What the exercise asks: Pick out each line of the records that includes the string "caption", and copy it.

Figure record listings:
'''

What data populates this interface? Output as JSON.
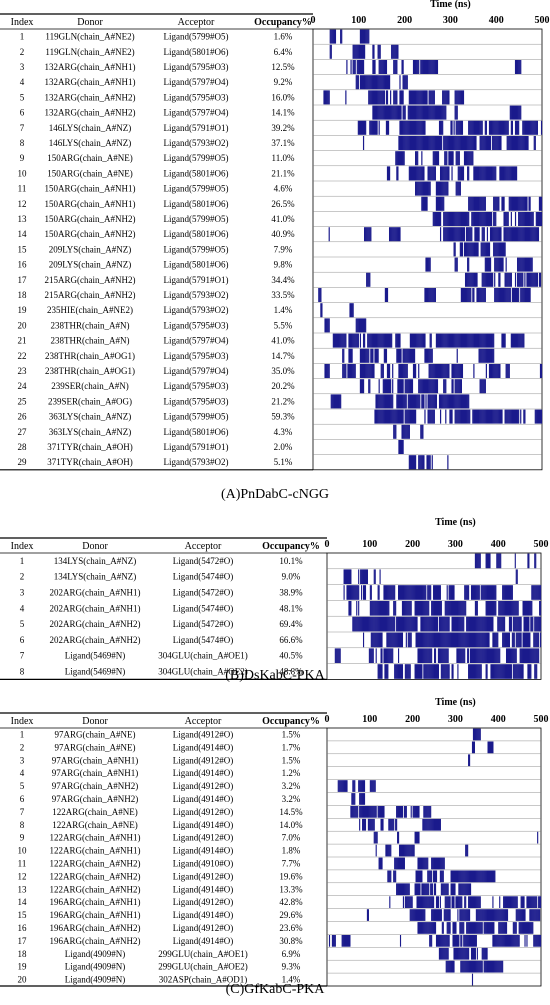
{
  "chart_data": [
    {
      "type": "table",
      "caption": "(A)PnDabC-cNGG",
      "columns": [
        "Index",
        "Donor",
        "Acceptor",
        "Occupancy%"
      ],
      "time_axis": {
        "title": "Time (ns)",
        "ticks": [
          0,
          100,
          200,
          300,
          400,
          500
        ],
        "range": [
          0,
          500
        ]
      },
      "rows": [
        {
          "index": "1",
          "donor": "119GLN(chain_A#NE2)",
          "acceptor": "Ligand(5799#O5)",
          "occupancy": "1.6%"
        },
        {
          "index": "2",
          "donor": "119GLN(chain_A#NE2)",
          "acceptor": "Ligand(5801#O6)",
          "occupancy": "6.4%"
        },
        {
          "index": "3",
          "donor": "132ARG(chain_A#NH1)",
          "acceptor": "Ligand(5795#O3)",
          "occupancy": "12.5%"
        },
        {
          "index": "4",
          "donor": "132ARG(chain_A#NH1)",
          "acceptor": "Ligand(5797#O4)",
          "occupancy": "9.2%"
        },
        {
          "index": "5",
          "donor": "132ARG(chain_A#NH2)",
          "acceptor": "Ligand(5795#O3)",
          "occupancy": "16.0%"
        },
        {
          "index": "6",
          "donor": "132ARG(chain_A#NH2)",
          "acceptor": "Ligand(5797#O4)",
          "occupancy": "14.1%"
        },
        {
          "index": "7",
          "donor": "146LYS(chain_A#NZ)",
          "acceptor": "Ligand(5791#O1)",
          "occupancy": "39.2%"
        },
        {
          "index": "8",
          "donor": "146LYS(chain_A#NZ)",
          "acceptor": "Ligand(5793#O2)",
          "occupancy": "37.1%"
        },
        {
          "index": "9",
          "donor": "150ARG(chain_A#NE)",
          "acceptor": "Ligand(5799#O5)",
          "occupancy": "11.0%"
        },
        {
          "index": "10",
          "donor": "150ARG(chain_A#NE)",
          "acceptor": "Ligand(5801#O6)",
          "occupancy": "21.1%"
        },
        {
          "index": "11",
          "donor": "150ARG(chain_A#NH1)",
          "acceptor": "Ligand(5799#O5)",
          "occupancy": "4.6%"
        },
        {
          "index": "12",
          "donor": "150ARG(chain_A#NH1)",
          "acceptor": "Ligand(5801#O6)",
          "occupancy": "26.5%"
        },
        {
          "index": "13",
          "donor": "150ARG(chain_A#NH2)",
          "acceptor": "Ligand(5799#O5)",
          "occupancy": "41.0%"
        },
        {
          "index": "14",
          "donor": "150ARG(chain_A#NH2)",
          "acceptor": "Ligand(5801#O6)",
          "occupancy": "40.9%"
        },
        {
          "index": "15",
          "donor": "209LYS(chain_A#NZ)",
          "acceptor": "Ligand(5799#O5)",
          "occupancy": "7.9%"
        },
        {
          "index": "16",
          "donor": "209LYS(chain_A#NZ)",
          "acceptor": "Ligand(5801#O6)",
          "occupancy": "9.8%"
        },
        {
          "index": "17",
          "donor": "215ARG(chain_A#NH2)",
          "acceptor": "Ligand(5791#O1)",
          "occupancy": "34.4%"
        },
        {
          "index": "18",
          "donor": "215ARG(chain_A#NH2)",
          "acceptor": "Ligand(5793#O2)",
          "occupancy": "33.5%"
        },
        {
          "index": "19",
          "donor": "235HIE(chain_A#NE2)",
          "acceptor": "Ligand(5793#O2)",
          "occupancy": "1.4%"
        },
        {
          "index": "20",
          "donor": "238THR(chain_A#N)",
          "acceptor": "Ligand(5795#O3)",
          "occupancy": "5.5%"
        },
        {
          "index": "21",
          "donor": "238THR(chain_A#N)",
          "acceptor": "Ligand(5797#O4)",
          "occupancy": "41.0%"
        },
        {
          "index": "22",
          "donor": "238THR(chain_A#OG1)",
          "acceptor": "Ligand(5795#O3)",
          "occupancy": "14.7%"
        },
        {
          "index": "23",
          "donor": "238THR(chain_A#OG1)",
          "acceptor": "Ligand(5797#O4)",
          "occupancy": "35.0%"
        },
        {
          "index": "24",
          "donor": "239SER(chain_A#N)",
          "acceptor": "Ligand(5795#O3)",
          "occupancy": "20.2%"
        },
        {
          "index": "25",
          "donor": "239SER(chain_A#OG)",
          "acceptor": "Ligand(5795#O3)",
          "occupancy": "21.2%"
        },
        {
          "index": "26",
          "donor": "363LYS(chain_A#NZ)",
          "acceptor": "Ligand(5799#O5)",
          "occupancy": "59.3%"
        },
        {
          "index": "27",
          "donor": "363LYS(chain_A#NZ)",
          "acceptor": "Ligand(5801#O6)",
          "occupancy": "4.3%"
        },
        {
          "index": "28",
          "donor": "371TYR(chain_A#OH)",
          "acceptor": "Ligand(5791#O1)",
          "occupancy": "2.0%"
        },
        {
          "index": "29",
          "donor": "371TYR(chain_A#OH)",
          "acceptor": "Ligand(5793#O2)",
          "occupancy": "5.1%"
        }
      ]
    },
    {
      "type": "table",
      "caption": "(B)DsKabC-PKA",
      "columns": [
        "Index",
        "Donor",
        "Acceptor",
        "Occupancy%"
      ],
      "time_axis": {
        "title": "Time (ns)",
        "ticks": [
          0,
          100,
          200,
          300,
          400,
          500
        ],
        "range": [
          0,
          500
        ]
      },
      "rows": [
        {
          "index": "1",
          "donor": "134LYS(chain_A#NZ)",
          "acceptor": "Ligand(5472#O)",
          "occupancy": "10.1%"
        },
        {
          "index": "2",
          "donor": "134LYS(chain_A#NZ)",
          "acceptor": "Ligand(5474#O)",
          "occupancy": "9.0%"
        },
        {
          "index": "3",
          "donor": "202ARG(chain_A#NH1)",
          "acceptor": "Ligand(5472#O)",
          "occupancy": "38.9%"
        },
        {
          "index": "4",
          "donor": "202ARG(chain_A#NH1)",
          "acceptor": "Ligand(5474#O)",
          "occupancy": "48.1%"
        },
        {
          "index": "5",
          "donor": "202ARG(chain_A#NH2)",
          "acceptor": "Ligand(5472#O)",
          "occupancy": "69.4%"
        },
        {
          "index": "6",
          "donor": "202ARG(chain_A#NH2)",
          "acceptor": "Ligand(5474#O)",
          "occupancy": "66.6%"
        },
        {
          "index": "7",
          "donor": "Ligand(5469#N)",
          "acceptor": "304GLU(chain_A#OE1)",
          "occupancy": "40.5%"
        },
        {
          "index": "8",
          "donor": "Ligand(5469#N)",
          "acceptor": "304GLU(chain_A#OE2)",
          "occupancy": "48.8%"
        }
      ]
    },
    {
      "type": "table",
      "caption": "(C)GfKabC-PKA",
      "columns": [
        "Index",
        "Donor",
        "Acceptor",
        "Occupancy%"
      ],
      "time_axis": {
        "title": "Time (ns)",
        "ticks": [
          0,
          100,
          200,
          300,
          400,
          500
        ],
        "range": [
          0,
          500
        ]
      },
      "rows": [
        {
          "index": "1",
          "donor": "97ARG(chain_A#NE)",
          "acceptor": "Ligand(4912#O)",
          "occupancy": "1.5%"
        },
        {
          "index": "2",
          "donor": "97ARG(chain_A#NE)",
          "acceptor": "Ligand(4914#O)",
          "occupancy": "1.7%"
        },
        {
          "index": "3",
          "donor": "97ARG(chain_A#NH1)",
          "acceptor": "Ligand(4912#O)",
          "occupancy": "1.5%"
        },
        {
          "index": "4",
          "donor": "97ARG(chain_A#NH1)",
          "acceptor": "Ligand(4914#O)",
          "occupancy": "1.2%"
        },
        {
          "index": "5",
          "donor": "97ARG(chain_A#NH2)",
          "acceptor": "Ligand(4912#O)",
          "occupancy": "3.2%"
        },
        {
          "index": "6",
          "donor": "97ARG(chain_A#NH2)",
          "acceptor": "Ligand(4914#O)",
          "occupancy": "3.2%"
        },
        {
          "index": "7",
          "donor": "122ARG(chain_A#NE)",
          "acceptor": "Ligand(4912#O)",
          "occupancy": "14.5%"
        },
        {
          "index": "8",
          "donor": "122ARG(chain_A#NE)",
          "acceptor": "Ligand(4914#O)",
          "occupancy": "14.0%"
        },
        {
          "index": "9",
          "donor": "122ARG(chain_A#NH1)",
          "acceptor": "Ligand(4912#O)",
          "occupancy": "7.0%"
        },
        {
          "index": "10",
          "donor": "122ARG(chain_A#NH1)",
          "acceptor": "Ligand(4914#O)",
          "occupancy": "1.8%"
        },
        {
          "index": "11",
          "donor": "122ARG(chain_A#NH2)",
          "acceptor": "Ligand(4910#O)",
          "occupancy": "7.7%"
        },
        {
          "index": "12",
          "donor": "122ARG(chain_A#NH2)",
          "acceptor": "Ligand(4912#O)",
          "occupancy": "19.6%"
        },
        {
          "index": "13",
          "donor": "122ARG(chain_A#NH2)",
          "acceptor": "Ligand(4914#O)",
          "occupancy": "13.3%"
        },
        {
          "index": "14",
          "donor": "196ARG(chain_A#NH1)",
          "acceptor": "Ligand(4912#O)",
          "occupancy": "42.8%"
        },
        {
          "index": "15",
          "donor": "196ARG(chain_A#NH1)",
          "acceptor": "Ligand(4914#O)",
          "occupancy": "29.6%"
        },
        {
          "index": "16",
          "donor": "196ARG(chain_A#NH2)",
          "acceptor": "Ligand(4912#O)",
          "occupancy": "23.6%"
        },
        {
          "index": "17",
          "donor": "196ARG(chain_A#NH2)",
          "acceptor": "Ligand(4914#O)",
          "occupancy": "30.8%"
        },
        {
          "index": "18",
          "donor": "Ligand(4909#N)",
          "acceptor": "299GLU(chain_A#OE1)",
          "occupancy": "6.9%"
        },
        {
          "index": "19",
          "donor": "Ligand(4909#N)",
          "acceptor": "299GLU(chain_A#OE2)",
          "occupancy": "9.3%"
        },
        {
          "index": "20",
          "donor": "Ligand(4909#N)",
          "acceptor": "302ASP(chain_A#OD1)",
          "occupancy": "1.4%"
        }
      ]
    }
  ],
  "colors": {
    "bar": "#1a1a8c",
    "rule": "#000000",
    "grid": "#c8c8c8"
  }
}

'''

Answer to the exercise:
      "caption": "(A)PnDabC-cNGG",
      "caption": "(B)DsKabC-PKA",
      "caption": "(C)GfKabC-PKA",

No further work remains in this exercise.